WHAT IS REQUIRED: Show every line in the records below that contains the word "nsolution".

* * * * * * * * *

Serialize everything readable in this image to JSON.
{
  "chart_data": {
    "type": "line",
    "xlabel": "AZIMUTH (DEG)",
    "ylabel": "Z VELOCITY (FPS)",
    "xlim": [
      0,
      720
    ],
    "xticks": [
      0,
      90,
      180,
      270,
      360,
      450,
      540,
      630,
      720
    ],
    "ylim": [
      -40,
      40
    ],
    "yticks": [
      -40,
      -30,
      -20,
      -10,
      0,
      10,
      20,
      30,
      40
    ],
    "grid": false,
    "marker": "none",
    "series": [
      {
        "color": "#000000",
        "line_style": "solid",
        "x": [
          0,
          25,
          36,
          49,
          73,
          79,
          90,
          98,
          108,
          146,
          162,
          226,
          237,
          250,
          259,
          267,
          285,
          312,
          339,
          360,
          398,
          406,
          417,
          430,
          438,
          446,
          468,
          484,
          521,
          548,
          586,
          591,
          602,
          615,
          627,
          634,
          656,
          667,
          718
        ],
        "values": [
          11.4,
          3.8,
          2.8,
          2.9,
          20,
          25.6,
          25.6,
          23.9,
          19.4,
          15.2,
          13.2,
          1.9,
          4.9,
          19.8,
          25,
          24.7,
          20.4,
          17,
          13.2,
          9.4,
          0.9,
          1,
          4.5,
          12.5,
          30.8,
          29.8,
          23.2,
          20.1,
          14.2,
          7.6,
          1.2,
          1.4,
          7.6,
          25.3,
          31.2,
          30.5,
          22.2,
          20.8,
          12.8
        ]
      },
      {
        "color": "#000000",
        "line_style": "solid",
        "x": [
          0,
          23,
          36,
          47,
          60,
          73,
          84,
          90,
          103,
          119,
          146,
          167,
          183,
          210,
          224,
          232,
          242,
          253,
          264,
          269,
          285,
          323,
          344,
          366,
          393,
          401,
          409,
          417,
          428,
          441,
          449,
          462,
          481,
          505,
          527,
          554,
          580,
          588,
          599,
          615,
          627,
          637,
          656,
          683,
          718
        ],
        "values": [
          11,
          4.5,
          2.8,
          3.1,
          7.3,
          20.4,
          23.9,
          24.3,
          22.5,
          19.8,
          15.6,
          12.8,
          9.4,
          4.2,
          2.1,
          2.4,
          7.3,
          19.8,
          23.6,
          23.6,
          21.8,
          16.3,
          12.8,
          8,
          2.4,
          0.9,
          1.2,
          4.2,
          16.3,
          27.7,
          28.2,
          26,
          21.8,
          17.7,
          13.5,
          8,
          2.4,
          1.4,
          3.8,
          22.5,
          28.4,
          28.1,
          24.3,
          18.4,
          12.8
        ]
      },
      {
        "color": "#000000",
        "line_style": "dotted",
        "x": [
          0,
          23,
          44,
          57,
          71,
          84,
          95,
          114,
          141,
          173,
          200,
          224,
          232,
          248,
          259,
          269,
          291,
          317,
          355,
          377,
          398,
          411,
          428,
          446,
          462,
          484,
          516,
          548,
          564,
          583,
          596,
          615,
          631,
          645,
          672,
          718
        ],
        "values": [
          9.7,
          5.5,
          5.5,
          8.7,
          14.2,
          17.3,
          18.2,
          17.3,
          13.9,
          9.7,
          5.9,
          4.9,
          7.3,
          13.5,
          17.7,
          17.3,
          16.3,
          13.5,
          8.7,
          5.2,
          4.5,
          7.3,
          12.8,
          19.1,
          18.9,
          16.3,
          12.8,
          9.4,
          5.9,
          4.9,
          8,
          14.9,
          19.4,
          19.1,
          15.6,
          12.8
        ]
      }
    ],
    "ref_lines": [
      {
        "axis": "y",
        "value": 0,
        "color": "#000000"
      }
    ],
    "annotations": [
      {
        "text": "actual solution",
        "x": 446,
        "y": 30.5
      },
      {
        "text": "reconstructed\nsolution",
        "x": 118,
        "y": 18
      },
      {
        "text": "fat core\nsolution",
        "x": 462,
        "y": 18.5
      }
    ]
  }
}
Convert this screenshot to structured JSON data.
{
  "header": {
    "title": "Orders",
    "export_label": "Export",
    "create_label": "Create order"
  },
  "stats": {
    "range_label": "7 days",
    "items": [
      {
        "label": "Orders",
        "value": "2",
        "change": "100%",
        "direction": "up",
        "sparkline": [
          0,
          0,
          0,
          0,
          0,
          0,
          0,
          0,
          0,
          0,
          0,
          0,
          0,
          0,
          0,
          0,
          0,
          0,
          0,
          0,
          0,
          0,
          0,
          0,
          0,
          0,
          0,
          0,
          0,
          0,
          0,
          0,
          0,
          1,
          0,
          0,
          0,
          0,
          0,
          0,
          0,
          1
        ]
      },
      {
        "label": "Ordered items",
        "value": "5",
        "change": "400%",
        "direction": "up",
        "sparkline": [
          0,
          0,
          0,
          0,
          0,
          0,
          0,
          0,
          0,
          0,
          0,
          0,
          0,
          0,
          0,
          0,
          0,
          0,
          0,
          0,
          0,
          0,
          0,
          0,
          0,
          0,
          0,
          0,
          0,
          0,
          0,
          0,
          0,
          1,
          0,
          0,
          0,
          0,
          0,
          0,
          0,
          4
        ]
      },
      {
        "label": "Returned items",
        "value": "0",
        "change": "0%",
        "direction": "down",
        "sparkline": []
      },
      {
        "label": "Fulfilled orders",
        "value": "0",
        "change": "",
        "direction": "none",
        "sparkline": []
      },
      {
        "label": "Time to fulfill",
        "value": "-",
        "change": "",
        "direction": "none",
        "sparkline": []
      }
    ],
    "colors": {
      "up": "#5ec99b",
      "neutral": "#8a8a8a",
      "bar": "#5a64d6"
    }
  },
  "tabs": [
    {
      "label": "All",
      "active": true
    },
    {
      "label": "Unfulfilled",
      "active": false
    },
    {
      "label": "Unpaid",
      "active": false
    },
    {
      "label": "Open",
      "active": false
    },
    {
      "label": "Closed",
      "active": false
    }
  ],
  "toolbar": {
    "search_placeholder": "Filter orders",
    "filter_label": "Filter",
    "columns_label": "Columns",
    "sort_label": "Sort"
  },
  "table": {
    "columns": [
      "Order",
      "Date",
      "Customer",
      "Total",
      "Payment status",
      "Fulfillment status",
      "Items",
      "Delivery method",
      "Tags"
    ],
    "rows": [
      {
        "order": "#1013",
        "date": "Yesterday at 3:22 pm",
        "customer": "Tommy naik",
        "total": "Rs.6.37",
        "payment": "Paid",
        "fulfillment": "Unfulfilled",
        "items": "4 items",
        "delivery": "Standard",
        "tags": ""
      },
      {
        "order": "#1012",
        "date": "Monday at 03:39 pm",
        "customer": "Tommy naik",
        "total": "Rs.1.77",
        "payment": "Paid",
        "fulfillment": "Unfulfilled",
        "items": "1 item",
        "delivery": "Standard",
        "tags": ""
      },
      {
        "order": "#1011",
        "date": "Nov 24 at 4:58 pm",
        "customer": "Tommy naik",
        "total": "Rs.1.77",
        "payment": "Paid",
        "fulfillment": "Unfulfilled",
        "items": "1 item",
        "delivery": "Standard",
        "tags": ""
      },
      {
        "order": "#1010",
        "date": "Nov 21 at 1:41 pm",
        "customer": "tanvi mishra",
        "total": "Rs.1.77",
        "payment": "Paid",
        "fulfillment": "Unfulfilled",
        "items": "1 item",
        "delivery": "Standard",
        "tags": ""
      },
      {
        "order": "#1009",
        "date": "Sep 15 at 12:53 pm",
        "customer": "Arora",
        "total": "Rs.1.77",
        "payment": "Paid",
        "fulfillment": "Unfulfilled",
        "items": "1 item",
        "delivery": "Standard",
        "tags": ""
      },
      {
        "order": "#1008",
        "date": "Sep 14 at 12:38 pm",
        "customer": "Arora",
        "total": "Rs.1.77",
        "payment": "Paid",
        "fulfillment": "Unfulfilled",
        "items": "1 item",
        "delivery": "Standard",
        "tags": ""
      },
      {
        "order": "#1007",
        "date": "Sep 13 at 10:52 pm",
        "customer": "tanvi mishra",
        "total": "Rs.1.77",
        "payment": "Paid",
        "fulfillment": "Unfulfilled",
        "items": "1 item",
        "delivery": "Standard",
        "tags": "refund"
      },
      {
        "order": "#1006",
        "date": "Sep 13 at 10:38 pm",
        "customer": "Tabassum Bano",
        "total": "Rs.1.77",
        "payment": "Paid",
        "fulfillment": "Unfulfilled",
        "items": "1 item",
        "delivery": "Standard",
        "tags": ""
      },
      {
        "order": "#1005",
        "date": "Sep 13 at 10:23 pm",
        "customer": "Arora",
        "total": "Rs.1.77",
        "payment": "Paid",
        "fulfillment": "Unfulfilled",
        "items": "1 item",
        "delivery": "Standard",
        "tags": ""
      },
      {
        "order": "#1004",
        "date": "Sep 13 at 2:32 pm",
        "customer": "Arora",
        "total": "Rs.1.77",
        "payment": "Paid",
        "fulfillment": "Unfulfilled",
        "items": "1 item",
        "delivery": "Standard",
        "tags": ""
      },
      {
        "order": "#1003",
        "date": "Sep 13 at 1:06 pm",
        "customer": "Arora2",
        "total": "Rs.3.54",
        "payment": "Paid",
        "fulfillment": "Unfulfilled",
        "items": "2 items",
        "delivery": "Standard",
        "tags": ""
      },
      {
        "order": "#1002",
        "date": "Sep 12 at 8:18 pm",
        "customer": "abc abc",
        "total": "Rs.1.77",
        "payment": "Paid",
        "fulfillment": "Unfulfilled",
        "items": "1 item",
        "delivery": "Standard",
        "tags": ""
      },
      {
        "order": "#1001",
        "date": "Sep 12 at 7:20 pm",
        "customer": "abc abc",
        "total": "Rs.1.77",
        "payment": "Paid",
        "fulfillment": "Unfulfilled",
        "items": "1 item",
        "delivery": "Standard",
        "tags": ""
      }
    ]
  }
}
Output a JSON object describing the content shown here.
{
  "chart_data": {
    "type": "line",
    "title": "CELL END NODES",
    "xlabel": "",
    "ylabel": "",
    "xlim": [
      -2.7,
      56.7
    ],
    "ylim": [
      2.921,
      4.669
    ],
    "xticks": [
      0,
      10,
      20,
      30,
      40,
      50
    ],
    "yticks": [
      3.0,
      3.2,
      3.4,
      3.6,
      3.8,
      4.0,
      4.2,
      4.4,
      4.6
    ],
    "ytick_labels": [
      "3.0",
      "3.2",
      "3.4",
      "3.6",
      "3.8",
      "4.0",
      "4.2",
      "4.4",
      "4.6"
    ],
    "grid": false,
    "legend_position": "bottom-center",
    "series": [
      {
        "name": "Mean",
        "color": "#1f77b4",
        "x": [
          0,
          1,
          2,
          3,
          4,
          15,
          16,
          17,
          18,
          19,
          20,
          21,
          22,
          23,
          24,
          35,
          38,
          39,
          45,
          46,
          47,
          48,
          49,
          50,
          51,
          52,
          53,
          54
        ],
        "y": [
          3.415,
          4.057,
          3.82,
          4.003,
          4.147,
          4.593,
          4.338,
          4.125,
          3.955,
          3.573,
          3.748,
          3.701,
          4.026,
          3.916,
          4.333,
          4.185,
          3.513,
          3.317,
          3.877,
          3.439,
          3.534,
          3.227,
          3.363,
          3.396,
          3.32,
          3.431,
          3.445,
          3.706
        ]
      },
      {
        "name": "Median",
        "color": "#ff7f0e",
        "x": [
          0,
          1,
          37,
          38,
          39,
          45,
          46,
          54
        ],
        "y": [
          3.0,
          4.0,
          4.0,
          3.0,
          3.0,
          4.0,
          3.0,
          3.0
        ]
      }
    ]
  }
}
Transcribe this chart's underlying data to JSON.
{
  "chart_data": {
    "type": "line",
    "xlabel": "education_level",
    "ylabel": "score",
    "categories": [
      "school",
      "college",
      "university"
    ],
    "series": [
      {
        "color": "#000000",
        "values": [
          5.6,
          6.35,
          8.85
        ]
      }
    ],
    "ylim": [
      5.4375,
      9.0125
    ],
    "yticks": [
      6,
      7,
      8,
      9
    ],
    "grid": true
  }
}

* * * * * * * * *

WRITTEN SOLUTION:
        "text": "reconstructed\nsolution",
        "text": "fat core\nsolution",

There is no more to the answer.